◆ STATED PROBLEM ◆
From the listing below, extract each entry exactly as written, minus the images.

◆ Stored entries ◆
===============

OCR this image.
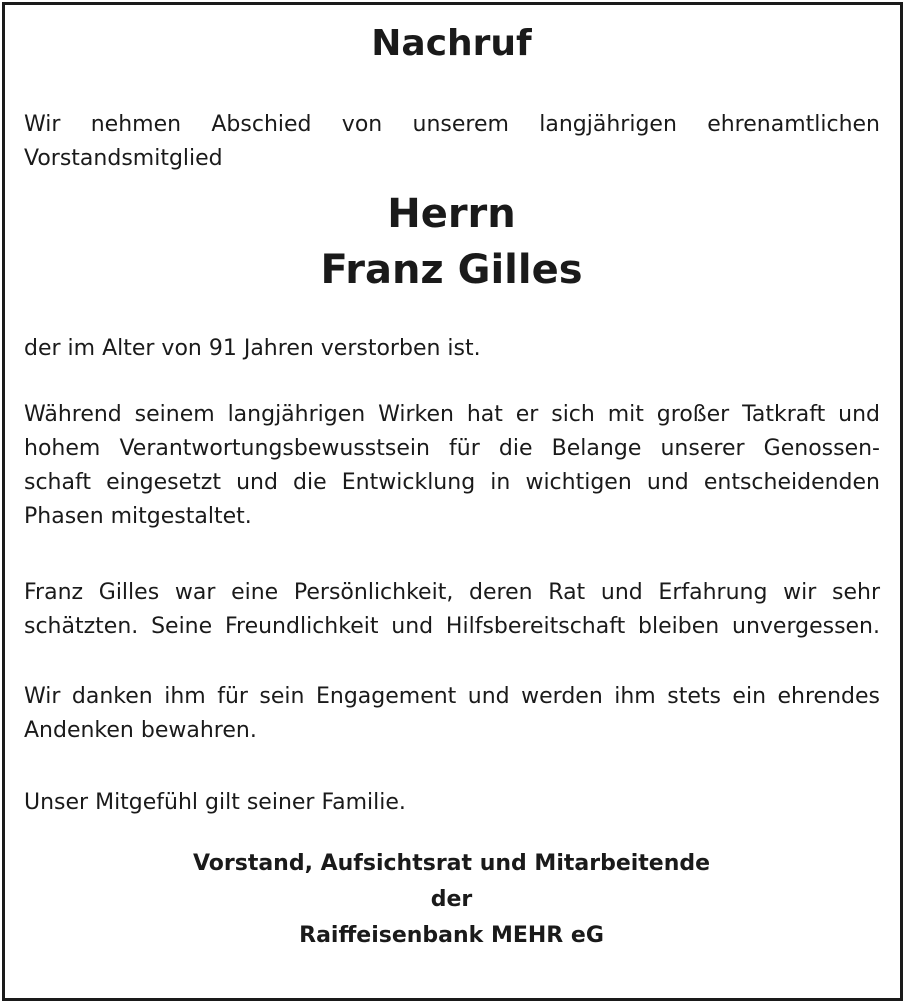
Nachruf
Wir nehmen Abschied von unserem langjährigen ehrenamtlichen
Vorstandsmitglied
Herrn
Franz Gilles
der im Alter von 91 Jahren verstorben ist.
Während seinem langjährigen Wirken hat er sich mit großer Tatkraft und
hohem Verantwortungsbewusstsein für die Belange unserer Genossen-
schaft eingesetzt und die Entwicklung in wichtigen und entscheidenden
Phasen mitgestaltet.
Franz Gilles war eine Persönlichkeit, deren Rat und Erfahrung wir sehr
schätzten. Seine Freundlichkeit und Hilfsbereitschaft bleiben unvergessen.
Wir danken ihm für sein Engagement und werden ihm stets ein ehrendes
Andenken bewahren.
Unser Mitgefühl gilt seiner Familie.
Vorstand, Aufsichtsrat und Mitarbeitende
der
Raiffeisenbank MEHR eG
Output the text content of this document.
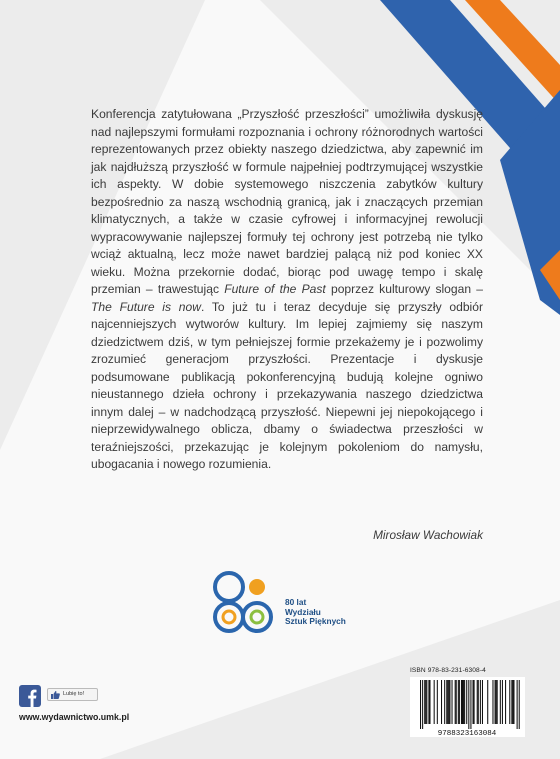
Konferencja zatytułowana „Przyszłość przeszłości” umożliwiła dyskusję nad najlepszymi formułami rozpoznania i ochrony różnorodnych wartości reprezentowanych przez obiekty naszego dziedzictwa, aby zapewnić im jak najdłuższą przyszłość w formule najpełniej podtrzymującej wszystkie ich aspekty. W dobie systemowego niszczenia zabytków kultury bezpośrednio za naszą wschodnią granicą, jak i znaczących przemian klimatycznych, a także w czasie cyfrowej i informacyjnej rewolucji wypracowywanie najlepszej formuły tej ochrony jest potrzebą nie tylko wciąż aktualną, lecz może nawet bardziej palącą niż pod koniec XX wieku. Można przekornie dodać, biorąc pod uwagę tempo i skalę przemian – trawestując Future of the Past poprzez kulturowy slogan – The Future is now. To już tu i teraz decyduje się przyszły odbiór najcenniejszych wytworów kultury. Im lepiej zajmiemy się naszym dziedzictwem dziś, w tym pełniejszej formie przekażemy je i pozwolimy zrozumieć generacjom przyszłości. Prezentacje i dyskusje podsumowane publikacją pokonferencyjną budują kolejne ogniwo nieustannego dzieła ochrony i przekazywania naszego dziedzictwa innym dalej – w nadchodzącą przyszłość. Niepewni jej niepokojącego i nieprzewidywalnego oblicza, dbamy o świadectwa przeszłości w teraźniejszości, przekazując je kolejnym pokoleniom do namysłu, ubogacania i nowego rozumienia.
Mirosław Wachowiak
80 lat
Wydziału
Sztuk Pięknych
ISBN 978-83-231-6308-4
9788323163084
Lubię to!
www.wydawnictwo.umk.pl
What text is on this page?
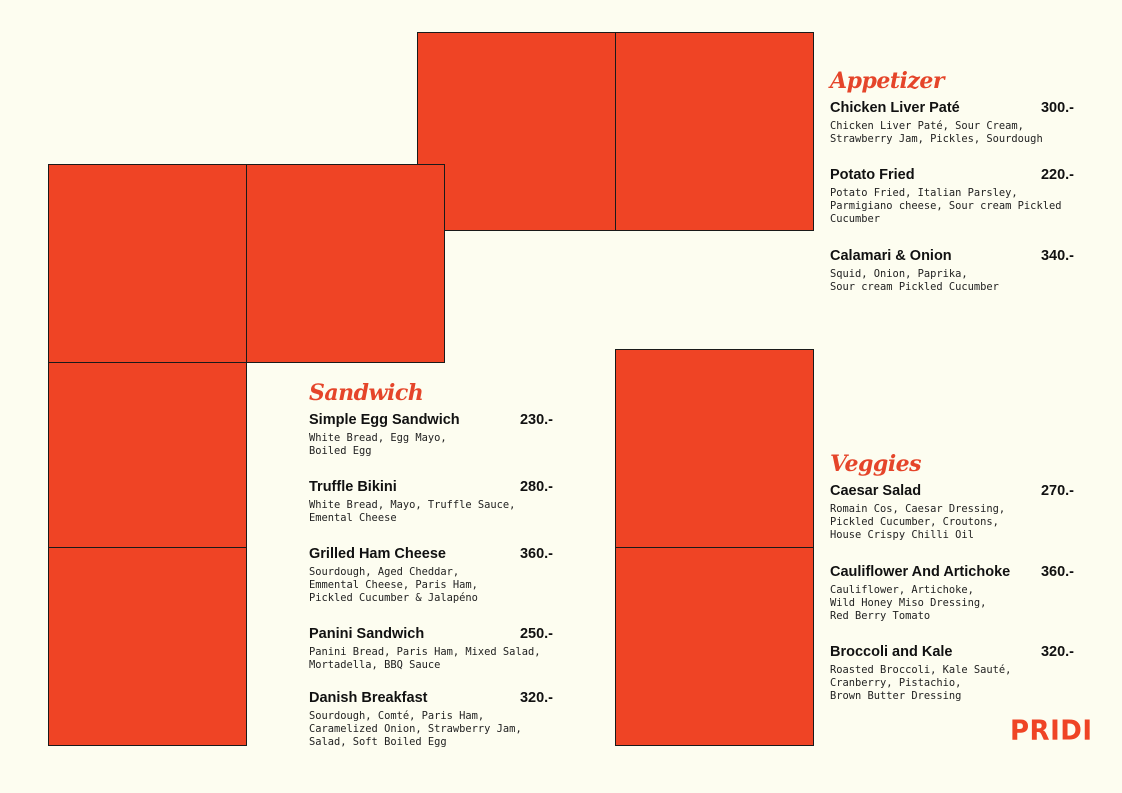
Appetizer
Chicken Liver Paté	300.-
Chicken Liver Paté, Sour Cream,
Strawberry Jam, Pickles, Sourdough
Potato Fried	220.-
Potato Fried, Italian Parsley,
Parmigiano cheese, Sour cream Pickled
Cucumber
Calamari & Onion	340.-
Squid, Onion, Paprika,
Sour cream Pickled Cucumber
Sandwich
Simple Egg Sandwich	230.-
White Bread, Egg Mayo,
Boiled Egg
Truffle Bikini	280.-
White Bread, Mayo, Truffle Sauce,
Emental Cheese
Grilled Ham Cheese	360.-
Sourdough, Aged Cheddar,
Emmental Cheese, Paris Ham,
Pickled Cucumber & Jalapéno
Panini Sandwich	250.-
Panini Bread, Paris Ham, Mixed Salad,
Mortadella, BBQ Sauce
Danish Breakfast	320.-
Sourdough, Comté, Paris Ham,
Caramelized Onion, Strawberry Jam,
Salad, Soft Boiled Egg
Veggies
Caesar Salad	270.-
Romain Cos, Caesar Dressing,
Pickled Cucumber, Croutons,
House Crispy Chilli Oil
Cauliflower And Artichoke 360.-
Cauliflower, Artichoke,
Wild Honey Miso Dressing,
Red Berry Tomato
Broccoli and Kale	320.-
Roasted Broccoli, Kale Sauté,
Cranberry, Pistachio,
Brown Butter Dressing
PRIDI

===============

◆ ANSWER TO THIS TASK ◆
OCR this image.
Nachruf
Wir nehmen Abschied von unserem langjährigen ehrenamtlichen
Vorstandsmitglied
Herrn
Franz Gilles
der im Alter von 91 Jahren verstorben ist.
Während seinem langjährigen Wirken hat er sich mit großer Tatkraft und
hohem Verantwortungsbewusstsein für die Belange unserer Genossen-
schaft eingesetzt und die Entwicklung in wichtigen und entscheidenden
Phasen mitgestaltet.
Franz Gilles war eine Persönlichkeit, deren Rat und Erfahrung wir sehr
schätzten. Seine Freundlichkeit und Hilfsbereitschaft bleiben unvergessen.
Wir danken ihm für sein Engagement und werden ihm stets ein ehrendes
Andenken bewahren.
Unser Mitgefühl gilt seiner Familie.
Vorstand, Aufsichtsrat und Mitarbeitende
der
Raiffeisenbank MEHR eG
Output the text content of this document.
Konferencja zatytułowana „Przyszłość przeszłości” umożliwiła dyskusję nad najlepszymi formułami rozpoznania i ochrony różnorodnych wartości reprezentowanych przez obiekty naszego dziedzictwa, aby zapewnić im jak najdłuższą przyszłość w formule najpełniej podtrzymującej wszystkie ich aspekty. W dobie systemowego niszczenia zabytków kultury bezpośrednio za naszą wschodnią granicą, jak i znaczących przemian klimatycznych, a także w czasie cyfrowej i informacyjnej rewolucji wypracowywanie najlepszej formuły tej ochrony jest potrzebą nie tylko wciąż aktualną, lecz może nawet bardziej palącą niż pod koniec XX wieku. Można przekornie dodać, biorąc pod uwagę tempo i skalę przemian – trawestując Future of the Past poprzez kulturowy slogan – The Future is now. To już tu i teraz decyduje się przyszły odbiór najcenniejszych wytworów kultury. Im lepiej zajmiemy się naszym dziedzictwem dziś, w tym pełniejszej formie przekażemy je i pozwolimy zrozumieć generacjom przyszłości. Prezentacje i dyskusje podsumowane publikacją pokonferencyjną budują kolejne ogniwo nieustannego dzieła ochrony i przekazywania naszego dziedzictwa innym dalej – w nadchodzącą przyszłość. Niepewni jej niepokojącego i nieprzewidywalnego oblicza, dbamy o świadectwa przeszłości w teraźniejszości, przekazując je kolejnym pokoleniom do namysłu, ubogacania i nowego rozumienia.
Mirosław Wachowiak
80 lat
Wydziału
Sztuk Pięknych
ISBN 978-83-231-6308-4
9788323163084
Lubię to!
www.wydawnictwo.umk.pl
What text is on this page?
Appetizer
Chicken Liver Paté	300.-
Chicken Liver Paté, Sour Cream,
Strawberry Jam, Pickles, Sourdough
Potato Fried	220.-
Potato Fried, Italian Parsley,
Parmigiano cheese, Sour cream Pickled
Cucumber
Calamari & Onion	340.-
Squid, Onion, Paprika,
Sour cream Pickled Cucumber
Sandwich
Simple Egg Sandwich	230.-
White Bread, Egg Mayo,
Boiled Egg
Truffle Bikini	280.-
White Bread, Mayo, Truffle Sauce,
Emental Cheese
Grilled Ham Cheese	360.-
Sourdough, Aged Cheddar,
Emmental Cheese, Paris Ham,
Pickled Cucumber & Jalapéno
Panini Sandwich	250.-
Panini Bread, Paris Ham, Mixed Salad,
Mortadella, BBQ Sauce
Danish Breakfast	320.-
Sourdough, Comté, Paris Ham,
Caramelized Onion, Strawberry Jam,
Salad, Soft Boiled Egg
Veggies
Caesar Salad	270.-
Romain Cos, Caesar Dressing,
Pickled Cucumber, Croutons,
House Crispy Chilli Oil
Cauliflower And Artichoke 360.-
Cauliflower, Artichoke,
Wild Honey Miso Dressing,
Red Berry Tomato
Broccoli and Kale	320.-
Roasted Broccoli, Kale Sauté,
Cranberry, Pistachio,
Brown Butter Dressing
PRIDI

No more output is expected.